Reproduce the data below, swapping "Monoculture" for "Sole cropping" and leaving every other part unchanged. Omit the pictures from your answer.

***** Supplied material *****

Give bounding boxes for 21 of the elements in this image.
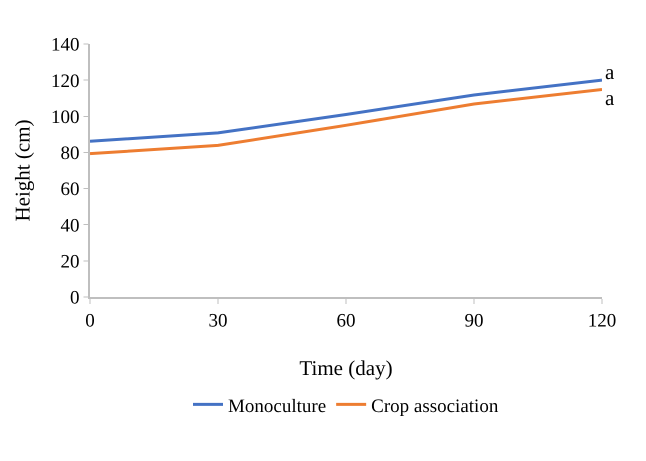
legend-label: Monoculture	[228, 396, 326, 417]
y-tick-label: 140	[50, 34, 80, 56]
y-axis-title: Height (cm)	[10, 119, 35, 222]
y-tick-label: 100	[50, 106, 80, 128]
annotation: a	[605, 86, 615, 110]
y-tick-label: 80	[60, 143, 80, 164]
y-tick-label: 60	[60, 179, 80, 200]
x-tick-label: 0	[85, 310, 95, 332]
y-tick-label: 20	[60, 252, 80, 273]
x-tick-label: 120	[588, 310, 616, 332]
line-series	[90, 78, 602, 143]
x-tick-label: 60	[336, 310, 356, 332]
x-tick-label: 90	[464, 310, 484, 332]
x-tick-label: 30	[208, 310, 228, 332]
x-axis-title: Time (day)	[299, 356, 393, 380]
y-tick-label: 120	[50, 70, 80, 92]
y-tick-label: 40	[60, 215, 80, 236]
line-series	[90, 88, 602, 156]
legend-label: Crop association	[371, 396, 499, 417]
annotation: a	[605, 60, 615, 84]
y-tick-label: 0	[70, 288, 80, 309]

*****

Finished answer =
Give bounding boxes for 21 of the elements in this image.
legend-label: Sole cropping	[228, 396, 326, 417]
y-tick-label: 140	[50, 34, 80, 56]
y-axis-title: Height (cm)	[10, 119, 35, 222]
y-tick-label: 100	[50, 106, 80, 128]
annotation: a	[605, 86, 615, 110]
y-tick-label: 80	[60, 143, 80, 164]
y-tick-label: 60	[60, 179, 80, 200]
x-tick-label: 0	[85, 310, 95, 332]
y-tick-label: 20	[60, 252, 80, 273]
x-tick-label: 120	[588, 310, 616, 332]
line-series	[90, 78, 602, 143]
x-tick-label: 60	[336, 310, 356, 332]
x-tick-label: 90	[464, 310, 484, 332]
x-tick-label: 30	[208, 310, 228, 332]
x-axis-title: Time (day)	[299, 356, 393, 380]
y-tick-label: 120	[50, 70, 80, 92]
y-tick-label: 40	[60, 215, 80, 236]
line-series	[90, 88, 602, 156]
legend-label: Crop association	[371, 396, 499, 417]
annotation: a	[605, 60, 615, 84]
y-tick-label: 0	[70, 288, 80, 309]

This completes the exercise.